(AIM OF THE EXERCISE): Without omitting anything, return the records precisely as given.

-- begin EXTRACTED DATA --

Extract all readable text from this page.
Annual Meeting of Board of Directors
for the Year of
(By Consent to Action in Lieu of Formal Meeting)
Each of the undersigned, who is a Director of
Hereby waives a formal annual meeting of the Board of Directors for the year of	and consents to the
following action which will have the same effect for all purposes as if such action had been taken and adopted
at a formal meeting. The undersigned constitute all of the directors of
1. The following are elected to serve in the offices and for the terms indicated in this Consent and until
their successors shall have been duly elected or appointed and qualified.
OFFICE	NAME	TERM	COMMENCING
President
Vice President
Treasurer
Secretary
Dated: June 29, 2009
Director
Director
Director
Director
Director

-- end EXTRACTED DATA --

(EXERCISE ANSWER):
Extract all readable text from this page.
Annual Meeting of Board of Directors
for the Year of
(By Consent to Action in Lieu of Formal Meeting)
Each of the undersigned, who is a Director of
Hereby waives a formal annual meeting of the Board of Directors for the year of	and consents to the
following action which will have the same effect for all purposes as if such action had been taken and adopted
at a formal meeting. The undersigned constitute all of the directors of
1. The following are elected to serve in the offices and for the terms indicated in this Consent and until
their successors shall have been duly elected or appointed and qualified.
OFFICE	NAME	TERM	COMMENCING
President
Vice President
Treasurer
Secretary
Dated: June 29, 2009
Director
Director
Director
Director
Director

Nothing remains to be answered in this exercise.